*RECORD EXTRACTS*
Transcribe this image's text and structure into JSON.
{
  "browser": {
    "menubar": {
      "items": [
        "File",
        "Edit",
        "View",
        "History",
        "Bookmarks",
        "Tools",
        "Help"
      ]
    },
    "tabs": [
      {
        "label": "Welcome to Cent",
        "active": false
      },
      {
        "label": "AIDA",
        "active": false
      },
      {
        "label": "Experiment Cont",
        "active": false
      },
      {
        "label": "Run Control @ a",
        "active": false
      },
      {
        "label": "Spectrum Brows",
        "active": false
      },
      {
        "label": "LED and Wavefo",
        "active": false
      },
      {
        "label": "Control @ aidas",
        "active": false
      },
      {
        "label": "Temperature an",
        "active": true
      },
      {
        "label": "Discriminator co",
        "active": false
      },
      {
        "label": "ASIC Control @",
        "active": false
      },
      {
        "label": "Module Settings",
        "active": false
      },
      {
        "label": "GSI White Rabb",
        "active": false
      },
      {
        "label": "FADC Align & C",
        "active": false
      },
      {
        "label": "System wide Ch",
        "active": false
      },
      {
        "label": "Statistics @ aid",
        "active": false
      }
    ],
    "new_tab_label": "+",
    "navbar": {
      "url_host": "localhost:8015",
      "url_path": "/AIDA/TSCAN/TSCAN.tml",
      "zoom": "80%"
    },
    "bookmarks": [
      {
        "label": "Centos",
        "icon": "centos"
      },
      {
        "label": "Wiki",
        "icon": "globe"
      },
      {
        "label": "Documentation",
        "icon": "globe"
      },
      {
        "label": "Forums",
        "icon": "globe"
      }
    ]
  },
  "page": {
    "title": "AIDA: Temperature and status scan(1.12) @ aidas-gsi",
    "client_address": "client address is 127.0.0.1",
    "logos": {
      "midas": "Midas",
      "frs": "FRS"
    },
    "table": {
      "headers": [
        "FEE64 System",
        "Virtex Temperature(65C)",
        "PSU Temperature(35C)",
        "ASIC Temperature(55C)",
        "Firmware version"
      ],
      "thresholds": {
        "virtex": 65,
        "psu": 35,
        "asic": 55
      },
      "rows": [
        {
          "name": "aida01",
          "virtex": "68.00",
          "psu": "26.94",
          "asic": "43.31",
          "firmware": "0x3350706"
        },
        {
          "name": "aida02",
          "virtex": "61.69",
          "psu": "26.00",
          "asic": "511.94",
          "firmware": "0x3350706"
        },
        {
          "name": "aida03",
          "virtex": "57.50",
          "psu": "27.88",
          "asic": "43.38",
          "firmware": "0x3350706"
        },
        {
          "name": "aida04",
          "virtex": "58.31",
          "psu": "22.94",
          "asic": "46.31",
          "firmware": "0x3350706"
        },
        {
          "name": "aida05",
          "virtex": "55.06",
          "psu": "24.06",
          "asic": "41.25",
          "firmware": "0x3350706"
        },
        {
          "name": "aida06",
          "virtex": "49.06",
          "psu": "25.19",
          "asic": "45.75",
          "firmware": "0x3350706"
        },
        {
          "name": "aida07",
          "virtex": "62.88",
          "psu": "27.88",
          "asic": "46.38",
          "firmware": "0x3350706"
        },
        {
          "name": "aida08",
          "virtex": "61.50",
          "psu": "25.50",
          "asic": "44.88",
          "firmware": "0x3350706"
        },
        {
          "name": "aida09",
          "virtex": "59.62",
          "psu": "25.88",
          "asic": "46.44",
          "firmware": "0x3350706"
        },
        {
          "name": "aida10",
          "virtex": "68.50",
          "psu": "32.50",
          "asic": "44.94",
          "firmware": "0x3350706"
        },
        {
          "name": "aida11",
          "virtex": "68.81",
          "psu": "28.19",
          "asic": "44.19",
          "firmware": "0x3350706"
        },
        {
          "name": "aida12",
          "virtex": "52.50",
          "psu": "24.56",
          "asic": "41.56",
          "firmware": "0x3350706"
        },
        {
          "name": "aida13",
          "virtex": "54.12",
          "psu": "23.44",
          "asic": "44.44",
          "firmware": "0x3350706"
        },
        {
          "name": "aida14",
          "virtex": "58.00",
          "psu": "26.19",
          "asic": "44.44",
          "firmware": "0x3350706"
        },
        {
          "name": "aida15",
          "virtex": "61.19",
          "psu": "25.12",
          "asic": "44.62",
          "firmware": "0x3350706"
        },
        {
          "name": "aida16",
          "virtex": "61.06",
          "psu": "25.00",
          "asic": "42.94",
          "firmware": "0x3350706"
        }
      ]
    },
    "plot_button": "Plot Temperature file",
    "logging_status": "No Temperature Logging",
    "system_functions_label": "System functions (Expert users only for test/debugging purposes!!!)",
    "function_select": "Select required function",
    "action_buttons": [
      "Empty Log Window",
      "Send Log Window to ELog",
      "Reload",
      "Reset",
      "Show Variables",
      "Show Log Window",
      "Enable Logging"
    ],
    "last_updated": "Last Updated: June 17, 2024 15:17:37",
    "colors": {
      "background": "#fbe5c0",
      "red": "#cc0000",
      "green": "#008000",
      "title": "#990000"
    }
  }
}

*WHAT TO PRODUCE*
Extract all of the material exactly as it is written.

*EXERCISE SOLUTION*
Transcribe this image's text and structure into JSON.
{
  "browser": {
    "menubar": {
      "items": [
        "File",
        "Edit",
        "View",
        "History",
        "Bookmarks",
        "Tools",
        "Help"
      ]
    },
    "tabs": [
      {
        "label": "Welcome to Cent",
        "active": false
      },
      {
        "label": "AIDA",
        "active": false
      },
      {
        "label": "Experiment Cont",
        "active": false
      },
      {
        "label": "Run Control @ a",
        "active": false
      },
      {
        "label": "Spectrum Brows",
        "active": false
      },
      {
        "label": "LED and Wavefo",
        "active": false
      },
      {
        "label": "Control @ aidas",
        "active": false
      },
      {
        "label": "Temperature an",
        "active": true
      },
      {
        "label": "Discriminator co",
        "active": false
      },
      {
        "label": "ASIC Control @",
        "active": false
      },
      {
        "label": "Module Settings",
        "active": false
      },
      {
        "label": "GSI White Rabb",
        "active": false
      },
      {
        "label": "FADC Align & C",
        "active": false
      },
      {
        "label": "System wide Ch",
        "active": false
      },
      {
        "label": "Statistics @ aid",
        "active": false
      }
    ],
    "new_tab_label": "+",
    "navbar": {
      "url_host": "localhost:8015",
      "url_path": "/AIDA/TSCAN/TSCAN.tml",
      "zoom": "80%"
    },
    "bookmarks": [
      {
        "label": "Centos",
        "icon": "centos"
      },
      {
        "label": "Wiki",
        "icon": "globe"
      },
      {
        "label": "Documentation",
        "icon": "globe"
      },
      {
        "label": "Forums",
        "icon": "globe"
      }
    ]
  },
  "page": {
    "title": "AIDA: Temperature and status scan(1.12) @ aidas-gsi",
    "client_address": "client address is 127.0.0.1",
    "logos": {
      "midas": "Midas",
      "frs": "FRS"
    },
    "table": {
      "headers": [
        "FEE64 System",
        "Virtex Temperature(65C)",
        "PSU Temperature(35C)",
        "ASIC Temperature(55C)",
        "Firmware version"
      ],
      "thresholds": {
        "virtex": 65,
        "psu": 35,
        "asic": 55
      },
      "rows": [
        {
          "name": "aida01",
          "virtex": "68.00",
          "psu": "26.94",
          "asic": "43.31",
          "firmware": "0x3350706"
        },
        {
          "name": "aida02",
          "virtex": "61.69",
          "psu": "26.00",
          "asic": "511.94",
          "firmware": "0x3350706"
        },
        {
          "name": "aida03",
          "virtex": "57.50",
          "psu": "27.88",
          "asic": "43.38",
          "firmware": "0x3350706"
        },
        {
          "name": "aida04",
          "virtex": "58.31",
          "psu": "22.94",
          "asic": "46.31",
          "firmware": "0x3350706"
        },
        {
          "name": "aida05",
          "virtex": "55.06",
          "psu": "24.06",
          "asic": "41.25",
          "firmware": "0x3350706"
        },
        {
          "name": "aida06",
          "virtex": "49.06",
          "psu": "25.19",
          "asic": "45.75",
          "firmware": "0x3350706"
        },
        {
          "name": "aida07",
          "virtex": "62.88",
          "psu": "27.88",
          "asic": "46.38",
          "firmware": "0x3350706"
        },
        {
          "name": "aida08",
          "virtex": "61.50",
          "psu": "25.50",
          "asic": "44.88",
          "firmware": "0x3350706"
        },
        {
          "name": "aida09",
          "virtex": "59.62",
          "psu": "25.88",
          "asic": "46.44",
          "firmware": "0x3350706"
        },
        {
          "name": "aida10",
          "virtex": "68.50",
          "psu": "32.50",
          "asic": "44.94",
          "firmware": "0x3350706"
        },
        {
          "name": "aida11",
          "virtex": "68.81",
          "psu": "28.19",
          "asic": "44.19",
          "firmware": "0x3350706"
        },
        {
          "name": "aida12",
          "virtex": "52.50",
          "psu": "24.56",
          "asic": "41.56",
          "firmware": "0x3350706"
        },
        {
          "name": "aida13",
          "virtex": "54.12",
          "psu": "23.44",
          "asic": "44.44",
          "firmware": "0x3350706"
        },
        {
          "name": "aida14",
          "virtex": "58.00",
          "psu": "26.19",
          "asic": "44.44",
          "firmware": "0x3350706"
        },
        {
          "name": "aida15",
          "virtex": "61.19",
          "psu": "25.12",
          "asic": "44.62",
          "firmware": "0x3350706"
        },
        {
          "name": "aida16",
          "virtex": "61.06",
          "psu": "25.00",
          "asic": "42.94",
          "firmware": "0x3350706"
        }
      ]
    },
    "plot_button": "Plot Temperature file",
    "logging_status": "No Temperature Logging",
    "system_functions_label": "System functions (Expert users only for test/debugging purposes!!!)",
    "function_select": "Select required function",
    "action_buttons": [
      "Empty Log Window",
      "Send Log Window to ELog",
      "Reload",
      "Reset",
      "Show Variables",
      "Show Log Window",
      "Enable Logging"
    ],
    "last_updated": "Last Updated: June 17, 2024 15:17:37",
    "colors": {
      "background": "#fbe5c0",
      "red": "#cc0000",
      "green": "#008000",
      "title": "#990000"
    }
  }
}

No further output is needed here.